▶ TASK TO CARRY OUT
Your task is to print all of the material verbatim.

▶ DATASET RECORDS
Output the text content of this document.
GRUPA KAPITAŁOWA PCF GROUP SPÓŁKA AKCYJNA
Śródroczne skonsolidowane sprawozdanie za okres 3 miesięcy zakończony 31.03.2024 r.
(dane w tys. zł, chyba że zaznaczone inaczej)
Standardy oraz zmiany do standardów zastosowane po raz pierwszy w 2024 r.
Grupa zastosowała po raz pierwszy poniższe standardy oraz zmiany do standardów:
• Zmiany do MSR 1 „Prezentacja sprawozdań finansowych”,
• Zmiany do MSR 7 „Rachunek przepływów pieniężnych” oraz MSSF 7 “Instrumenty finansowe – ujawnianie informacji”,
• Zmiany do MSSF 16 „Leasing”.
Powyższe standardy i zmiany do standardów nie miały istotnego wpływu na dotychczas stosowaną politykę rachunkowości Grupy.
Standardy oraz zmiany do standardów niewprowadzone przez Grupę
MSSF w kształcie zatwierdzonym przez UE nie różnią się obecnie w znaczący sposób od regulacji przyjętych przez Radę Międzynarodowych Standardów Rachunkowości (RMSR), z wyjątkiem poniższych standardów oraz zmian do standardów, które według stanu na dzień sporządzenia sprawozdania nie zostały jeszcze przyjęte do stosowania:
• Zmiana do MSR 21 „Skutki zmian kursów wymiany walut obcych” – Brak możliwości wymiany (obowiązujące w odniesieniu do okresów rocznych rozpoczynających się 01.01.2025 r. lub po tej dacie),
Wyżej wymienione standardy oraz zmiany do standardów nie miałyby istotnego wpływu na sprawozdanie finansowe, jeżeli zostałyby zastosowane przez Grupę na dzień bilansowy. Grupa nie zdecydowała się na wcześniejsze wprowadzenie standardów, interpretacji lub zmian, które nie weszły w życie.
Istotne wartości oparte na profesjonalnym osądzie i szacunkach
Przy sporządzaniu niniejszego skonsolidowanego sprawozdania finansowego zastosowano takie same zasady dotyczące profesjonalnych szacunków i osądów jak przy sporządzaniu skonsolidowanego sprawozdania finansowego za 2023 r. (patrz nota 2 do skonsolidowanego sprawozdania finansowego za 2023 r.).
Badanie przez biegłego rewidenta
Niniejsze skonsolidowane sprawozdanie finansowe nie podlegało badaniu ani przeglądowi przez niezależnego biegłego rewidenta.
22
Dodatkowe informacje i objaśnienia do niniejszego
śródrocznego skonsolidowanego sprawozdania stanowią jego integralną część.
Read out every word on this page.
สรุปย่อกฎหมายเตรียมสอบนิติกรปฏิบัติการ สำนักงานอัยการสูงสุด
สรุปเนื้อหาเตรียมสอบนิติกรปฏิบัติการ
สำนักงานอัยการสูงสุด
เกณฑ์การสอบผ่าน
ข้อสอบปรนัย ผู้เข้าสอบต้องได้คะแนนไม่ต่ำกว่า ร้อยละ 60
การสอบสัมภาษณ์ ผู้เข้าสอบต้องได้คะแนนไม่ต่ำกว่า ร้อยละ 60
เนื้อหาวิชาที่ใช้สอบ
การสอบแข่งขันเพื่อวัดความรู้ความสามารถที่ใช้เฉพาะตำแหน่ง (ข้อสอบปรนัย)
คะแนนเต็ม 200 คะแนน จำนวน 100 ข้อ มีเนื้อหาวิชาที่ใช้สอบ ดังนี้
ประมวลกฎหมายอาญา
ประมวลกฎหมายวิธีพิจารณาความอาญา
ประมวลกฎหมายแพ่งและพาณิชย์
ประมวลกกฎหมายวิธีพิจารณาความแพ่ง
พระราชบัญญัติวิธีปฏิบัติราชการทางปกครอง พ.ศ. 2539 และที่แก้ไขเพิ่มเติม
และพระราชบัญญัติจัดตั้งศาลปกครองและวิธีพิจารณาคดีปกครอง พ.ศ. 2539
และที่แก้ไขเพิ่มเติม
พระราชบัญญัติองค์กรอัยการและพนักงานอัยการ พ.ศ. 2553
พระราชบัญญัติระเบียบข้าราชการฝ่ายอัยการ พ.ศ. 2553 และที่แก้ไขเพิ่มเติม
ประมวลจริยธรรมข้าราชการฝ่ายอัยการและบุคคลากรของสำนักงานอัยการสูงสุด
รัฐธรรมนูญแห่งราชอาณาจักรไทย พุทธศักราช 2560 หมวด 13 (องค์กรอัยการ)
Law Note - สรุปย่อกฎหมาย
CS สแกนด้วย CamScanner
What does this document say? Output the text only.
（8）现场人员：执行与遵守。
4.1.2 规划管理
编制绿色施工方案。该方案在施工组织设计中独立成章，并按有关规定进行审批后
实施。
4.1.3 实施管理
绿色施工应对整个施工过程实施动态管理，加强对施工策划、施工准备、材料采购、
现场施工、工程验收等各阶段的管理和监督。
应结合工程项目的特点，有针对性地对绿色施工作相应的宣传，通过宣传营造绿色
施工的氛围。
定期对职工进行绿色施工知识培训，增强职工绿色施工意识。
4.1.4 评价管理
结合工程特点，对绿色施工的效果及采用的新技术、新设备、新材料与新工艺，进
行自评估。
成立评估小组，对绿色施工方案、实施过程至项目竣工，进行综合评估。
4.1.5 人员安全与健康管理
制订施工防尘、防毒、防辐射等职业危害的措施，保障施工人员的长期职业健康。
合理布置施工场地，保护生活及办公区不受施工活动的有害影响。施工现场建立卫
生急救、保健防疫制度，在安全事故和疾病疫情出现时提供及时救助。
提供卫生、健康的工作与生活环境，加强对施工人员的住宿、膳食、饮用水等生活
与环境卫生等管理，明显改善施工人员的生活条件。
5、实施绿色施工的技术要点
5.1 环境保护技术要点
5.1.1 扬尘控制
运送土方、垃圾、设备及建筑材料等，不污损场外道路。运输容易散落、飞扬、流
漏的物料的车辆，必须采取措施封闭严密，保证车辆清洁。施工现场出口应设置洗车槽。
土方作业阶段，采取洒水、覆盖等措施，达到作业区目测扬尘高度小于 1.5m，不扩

▶ WRITTEN ANSWER
Output the text content of this document.
GRUPA KAPITAŁOWA PCF GROUP SPÓŁKA AKCYJNA
Śródroczne skonsolidowane sprawozdanie za okres 3 miesięcy zakończony 31.03.2024 r.
(dane w tys. zł, chyba że zaznaczone inaczej)
Standardy oraz zmiany do standardów zastosowane po raz pierwszy w 2024 r.
Grupa zastosowała po raz pierwszy poniższe standardy oraz zmiany do standardów:
• Zmiany do MSR 1 „Prezentacja sprawozdań finansowych”,
• Zmiany do MSR 7 „Rachunek przepływów pieniężnych” oraz MSSF 7 “Instrumenty finansowe – ujawnianie informacji”,
• Zmiany do MSSF 16 „Leasing”.
Powyższe standardy i zmiany do standardów nie miały istotnego wpływu na dotychczas stosowaną politykę rachunkowości Grupy.
Standardy oraz zmiany do standardów niewprowadzone przez Grupę
MSSF w kształcie zatwierdzonym przez UE nie różnią się obecnie w znaczący sposób od regulacji przyjętych przez Radę Międzynarodowych Standardów Rachunkowości (RMSR), z wyjątkiem poniższych standardów oraz zmian do standardów, które według stanu na dzień sporządzenia sprawozdania nie zostały jeszcze przyjęte do stosowania:
• Zmiana do MSR 21 „Skutki zmian kursów wymiany walut obcych” – Brak możliwości wymiany (obowiązujące w odniesieniu do okresów rocznych rozpoczynających się 01.01.2025 r. lub po tej dacie),
Wyżej wymienione standardy oraz zmiany do standardów nie miałyby istotnego wpływu na sprawozdanie finansowe, jeżeli zostałyby zastosowane przez Grupę na dzień bilansowy. Grupa nie zdecydowała się na wcześniejsze wprowadzenie standardów, interpretacji lub zmian, które nie weszły w życie.
Istotne wartości oparte na profesjonalnym osądzie i szacunkach
Przy sporządzaniu niniejszego skonsolidowanego sprawozdania finansowego zastosowano takie same zasady dotyczące profesjonalnych szacunków i osądów jak przy sporządzaniu skonsolidowanego sprawozdania finansowego za 2023 r. (patrz nota 2 do skonsolidowanego sprawozdania finansowego za 2023 r.).
Badanie przez biegłego rewidenta
Niniejsze skonsolidowane sprawozdanie finansowe nie podlegało badaniu ani przeglądowi przez niezależnego biegłego rewidenta.
22
Dodatkowe informacje i objaśnienia do niniejszego
śródrocznego skonsolidowanego sprawozdania stanowią jego integralną część.
Read out every word on this page.
สรุปย่อกฎหมายเตรียมสอบนิติกรปฏิบัติการ สำนักงานอัยการสูงสุด
สรุปเนื้อหาเตรียมสอบนิติกรปฏิบัติการ
สำนักงานอัยการสูงสุด
เกณฑ์การสอบผ่าน
ข้อสอบปรนัย ผู้เข้าสอบต้องได้คะแนนไม่ต่ำกว่า ร้อยละ 60
การสอบสัมภาษณ์ ผู้เข้าสอบต้องได้คะแนนไม่ต่ำกว่า ร้อยละ 60
เนื้อหาวิชาที่ใช้สอบ
การสอบแข่งขันเพื่อวัดความรู้ความสามารถที่ใช้เฉพาะตำแหน่ง (ข้อสอบปรนัย)
คะแนนเต็ม 200 คะแนน จำนวน 100 ข้อ มีเนื้อหาวิชาที่ใช้สอบ ดังนี้
ประมวลกฎหมายอาญา
ประมวลกฎหมายวิธีพิจารณาความอาญา
ประมวลกฎหมายแพ่งและพาณิชย์
ประมวลกกฎหมายวิธีพิจารณาความแพ่ง
พระราชบัญญัติวิธีปฏิบัติราชการทางปกครอง พ.ศ. 2539 และที่แก้ไขเพิ่มเติม
และพระราชบัญญัติจัดตั้งศาลปกครองและวิธีพิจารณาคดีปกครอง พ.ศ. 2539
และที่แก้ไขเพิ่มเติม
พระราชบัญญัติองค์กรอัยการและพนักงานอัยการ พ.ศ. 2553
พระราชบัญญัติระเบียบข้าราชการฝ่ายอัยการ พ.ศ. 2553 และที่แก้ไขเพิ่มเติม
ประมวลจริยธรรมข้าราชการฝ่ายอัยการและบุคคลากรของสำนักงานอัยการสูงสุด
รัฐธรรมนูญแห่งราชอาณาจักรไทย พุทธศักราช 2560 หมวด 13 (องค์กรอัยการ)
Law Note - สรุปย่อกฎหมาย
CS สแกนด้วย CamScanner
What does this document say? Output the text only.
（8）现场人员：执行与遵守。
4.1.2 规划管理
编制绿色施工方案。该方案在施工组织设计中独立成章，并按有关规定进行审批后
实施。
4.1.3 实施管理
绿色施工应对整个施工过程实施动态管理，加强对施工策划、施工准备、材料采购、
现场施工、工程验收等各阶段的管理和监督。
应结合工程项目的特点，有针对性地对绿色施工作相应的宣传，通过宣传营造绿色
施工的氛围。
定期对职工进行绿色施工知识培训，增强职工绿色施工意识。
4.1.4 评价管理
结合工程特点，对绿色施工的效果及采用的新技术、新设备、新材料与新工艺，进
行自评估。
成立评估小组，对绿色施工方案、实施过程至项目竣工，进行综合评估。
4.1.5 人员安全与健康管理
制订施工防尘、防毒、防辐射等职业危害的措施，保障施工人员的长期职业健康。
合理布置施工场地，保护生活及办公区不受施工活动的有害影响。施工现场建立卫
生急救、保健防疫制度，在安全事故和疾病疫情出现时提供及时救助。
提供卫生、健康的工作与生活环境，加强对施工人员的住宿、膳食、饮用水等生活
与环境卫生等管理，明显改善施工人员的生活条件。
5、实施绿色施工的技术要点
5.1 环境保护技术要点
5.1.1 扬尘控制
运送土方、垃圾、设备及建筑材料等，不污损场外道路。运输容易散落、飞扬、流
漏的物料的车辆，必须采取措施封闭严密，保证车辆清洁。施工现场出口应设置洗车槽。
土方作业阶段，采取洒水、覆盖等措施，达到作业区目测扬尘高度小于 1.5m，不扩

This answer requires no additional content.